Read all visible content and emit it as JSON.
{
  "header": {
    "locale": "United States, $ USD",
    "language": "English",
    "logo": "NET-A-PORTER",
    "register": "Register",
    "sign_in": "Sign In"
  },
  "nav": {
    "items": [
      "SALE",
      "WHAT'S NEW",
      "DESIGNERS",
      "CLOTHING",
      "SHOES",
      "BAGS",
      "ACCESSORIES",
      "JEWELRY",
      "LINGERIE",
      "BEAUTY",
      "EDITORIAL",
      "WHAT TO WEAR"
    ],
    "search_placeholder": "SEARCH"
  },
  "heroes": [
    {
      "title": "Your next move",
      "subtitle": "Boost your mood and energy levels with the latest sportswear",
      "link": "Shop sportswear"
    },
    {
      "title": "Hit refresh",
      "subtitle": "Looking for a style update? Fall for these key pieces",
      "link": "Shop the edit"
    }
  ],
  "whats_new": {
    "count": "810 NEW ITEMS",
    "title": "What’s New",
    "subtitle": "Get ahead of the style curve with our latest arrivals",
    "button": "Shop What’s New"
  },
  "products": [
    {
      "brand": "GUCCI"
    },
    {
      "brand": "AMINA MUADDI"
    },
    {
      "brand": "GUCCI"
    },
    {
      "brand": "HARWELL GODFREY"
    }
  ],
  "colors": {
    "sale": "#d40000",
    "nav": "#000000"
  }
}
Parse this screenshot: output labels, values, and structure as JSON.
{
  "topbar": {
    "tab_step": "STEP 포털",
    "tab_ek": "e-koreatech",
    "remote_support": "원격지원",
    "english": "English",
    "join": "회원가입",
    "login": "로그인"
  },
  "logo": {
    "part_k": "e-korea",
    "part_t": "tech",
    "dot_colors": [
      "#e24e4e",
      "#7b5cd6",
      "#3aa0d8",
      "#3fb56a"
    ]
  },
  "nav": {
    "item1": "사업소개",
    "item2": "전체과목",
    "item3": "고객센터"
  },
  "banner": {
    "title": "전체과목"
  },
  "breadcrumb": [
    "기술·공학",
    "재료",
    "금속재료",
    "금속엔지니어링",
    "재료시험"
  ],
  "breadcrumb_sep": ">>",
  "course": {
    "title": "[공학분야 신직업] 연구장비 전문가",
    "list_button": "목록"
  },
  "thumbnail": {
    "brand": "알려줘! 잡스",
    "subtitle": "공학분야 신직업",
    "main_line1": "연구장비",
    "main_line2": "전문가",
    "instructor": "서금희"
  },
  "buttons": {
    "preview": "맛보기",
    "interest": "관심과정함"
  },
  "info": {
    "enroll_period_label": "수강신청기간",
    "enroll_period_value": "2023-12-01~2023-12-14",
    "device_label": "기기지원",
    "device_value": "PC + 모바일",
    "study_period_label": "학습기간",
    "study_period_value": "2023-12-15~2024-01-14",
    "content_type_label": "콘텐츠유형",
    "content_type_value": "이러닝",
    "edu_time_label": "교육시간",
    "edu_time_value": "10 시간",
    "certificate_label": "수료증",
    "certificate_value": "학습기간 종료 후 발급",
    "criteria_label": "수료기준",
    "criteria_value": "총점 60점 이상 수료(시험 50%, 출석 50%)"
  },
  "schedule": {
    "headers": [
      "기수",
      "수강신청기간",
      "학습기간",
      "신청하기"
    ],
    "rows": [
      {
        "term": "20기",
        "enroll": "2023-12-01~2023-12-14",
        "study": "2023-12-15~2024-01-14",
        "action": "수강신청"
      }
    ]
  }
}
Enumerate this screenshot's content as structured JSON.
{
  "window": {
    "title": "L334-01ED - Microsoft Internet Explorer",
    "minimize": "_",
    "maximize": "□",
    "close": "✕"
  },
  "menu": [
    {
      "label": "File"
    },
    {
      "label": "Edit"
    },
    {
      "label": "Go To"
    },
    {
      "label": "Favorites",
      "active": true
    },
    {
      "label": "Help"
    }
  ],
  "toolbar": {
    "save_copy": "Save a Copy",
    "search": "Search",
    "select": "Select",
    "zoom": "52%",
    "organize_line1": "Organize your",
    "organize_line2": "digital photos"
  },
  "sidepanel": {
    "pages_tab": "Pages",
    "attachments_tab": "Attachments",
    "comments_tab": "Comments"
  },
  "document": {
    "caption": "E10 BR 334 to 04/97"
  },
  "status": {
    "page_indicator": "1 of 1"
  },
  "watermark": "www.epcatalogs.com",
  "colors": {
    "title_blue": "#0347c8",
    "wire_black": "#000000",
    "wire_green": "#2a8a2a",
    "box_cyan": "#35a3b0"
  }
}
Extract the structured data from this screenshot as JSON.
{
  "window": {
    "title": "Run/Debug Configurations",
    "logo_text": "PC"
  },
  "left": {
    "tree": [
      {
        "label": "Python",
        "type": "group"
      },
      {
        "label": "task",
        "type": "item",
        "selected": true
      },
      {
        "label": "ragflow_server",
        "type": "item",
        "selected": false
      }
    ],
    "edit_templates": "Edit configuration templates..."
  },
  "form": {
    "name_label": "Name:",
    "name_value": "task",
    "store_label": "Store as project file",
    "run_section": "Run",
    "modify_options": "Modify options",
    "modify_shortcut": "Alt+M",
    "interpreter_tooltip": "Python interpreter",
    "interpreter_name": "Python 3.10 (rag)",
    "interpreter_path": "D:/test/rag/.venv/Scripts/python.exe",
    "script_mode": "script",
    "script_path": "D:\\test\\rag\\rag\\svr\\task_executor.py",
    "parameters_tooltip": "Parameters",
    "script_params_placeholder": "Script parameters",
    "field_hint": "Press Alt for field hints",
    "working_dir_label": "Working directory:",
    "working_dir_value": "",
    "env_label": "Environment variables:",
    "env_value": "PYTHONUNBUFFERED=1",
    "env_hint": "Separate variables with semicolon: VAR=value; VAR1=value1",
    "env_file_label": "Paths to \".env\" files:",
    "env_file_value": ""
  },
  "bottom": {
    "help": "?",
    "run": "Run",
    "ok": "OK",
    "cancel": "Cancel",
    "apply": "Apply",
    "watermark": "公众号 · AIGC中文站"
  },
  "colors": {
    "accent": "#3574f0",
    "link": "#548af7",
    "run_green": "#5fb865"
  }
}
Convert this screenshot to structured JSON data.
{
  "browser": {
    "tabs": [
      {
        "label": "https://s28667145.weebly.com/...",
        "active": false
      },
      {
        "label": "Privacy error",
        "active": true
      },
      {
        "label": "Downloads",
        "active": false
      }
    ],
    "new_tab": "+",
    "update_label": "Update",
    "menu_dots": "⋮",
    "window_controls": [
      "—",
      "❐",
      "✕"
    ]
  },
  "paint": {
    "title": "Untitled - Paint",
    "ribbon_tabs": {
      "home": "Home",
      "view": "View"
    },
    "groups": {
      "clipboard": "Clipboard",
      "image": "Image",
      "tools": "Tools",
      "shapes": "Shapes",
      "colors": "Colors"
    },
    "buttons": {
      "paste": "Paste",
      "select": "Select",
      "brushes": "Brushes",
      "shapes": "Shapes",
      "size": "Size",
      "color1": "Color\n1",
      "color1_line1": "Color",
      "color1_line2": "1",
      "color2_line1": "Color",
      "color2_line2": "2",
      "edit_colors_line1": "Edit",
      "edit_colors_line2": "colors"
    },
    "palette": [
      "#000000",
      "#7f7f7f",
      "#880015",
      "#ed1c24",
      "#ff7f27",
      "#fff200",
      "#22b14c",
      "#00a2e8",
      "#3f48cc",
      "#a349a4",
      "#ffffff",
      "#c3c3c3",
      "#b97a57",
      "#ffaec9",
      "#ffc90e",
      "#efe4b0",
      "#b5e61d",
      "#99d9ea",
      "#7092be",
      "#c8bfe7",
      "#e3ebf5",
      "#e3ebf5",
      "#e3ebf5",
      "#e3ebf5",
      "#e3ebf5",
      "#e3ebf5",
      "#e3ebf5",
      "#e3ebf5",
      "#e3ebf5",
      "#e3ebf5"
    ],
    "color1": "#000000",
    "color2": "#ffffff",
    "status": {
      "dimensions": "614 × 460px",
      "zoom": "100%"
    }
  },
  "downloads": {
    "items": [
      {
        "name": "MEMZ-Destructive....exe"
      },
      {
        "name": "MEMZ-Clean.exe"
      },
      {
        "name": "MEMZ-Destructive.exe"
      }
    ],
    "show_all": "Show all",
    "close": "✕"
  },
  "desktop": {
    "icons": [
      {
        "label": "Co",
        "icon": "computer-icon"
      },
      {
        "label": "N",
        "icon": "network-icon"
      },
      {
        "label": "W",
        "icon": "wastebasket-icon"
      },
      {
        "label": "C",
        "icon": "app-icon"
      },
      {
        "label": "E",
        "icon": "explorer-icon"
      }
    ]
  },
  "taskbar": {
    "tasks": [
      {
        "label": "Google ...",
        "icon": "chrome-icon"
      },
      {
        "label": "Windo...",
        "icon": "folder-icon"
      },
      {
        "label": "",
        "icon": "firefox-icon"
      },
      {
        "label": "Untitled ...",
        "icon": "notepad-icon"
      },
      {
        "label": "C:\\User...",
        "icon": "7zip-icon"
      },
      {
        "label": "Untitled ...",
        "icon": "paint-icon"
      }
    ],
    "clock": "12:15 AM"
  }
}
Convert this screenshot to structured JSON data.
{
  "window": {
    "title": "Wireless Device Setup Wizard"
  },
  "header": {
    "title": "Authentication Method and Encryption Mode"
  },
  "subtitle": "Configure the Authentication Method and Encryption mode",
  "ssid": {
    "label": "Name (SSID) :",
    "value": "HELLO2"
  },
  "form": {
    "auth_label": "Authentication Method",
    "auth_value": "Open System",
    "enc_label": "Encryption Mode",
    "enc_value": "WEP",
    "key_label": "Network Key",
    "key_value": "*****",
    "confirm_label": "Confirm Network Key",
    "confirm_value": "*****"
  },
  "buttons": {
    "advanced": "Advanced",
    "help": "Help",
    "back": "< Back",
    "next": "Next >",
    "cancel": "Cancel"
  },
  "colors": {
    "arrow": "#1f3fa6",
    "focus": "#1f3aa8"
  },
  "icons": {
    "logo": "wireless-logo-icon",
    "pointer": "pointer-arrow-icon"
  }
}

===

- [Given problem]:
Using the listing above, work out how many of its lines include "brand", and give only the result.

- [Completed exercise]:
5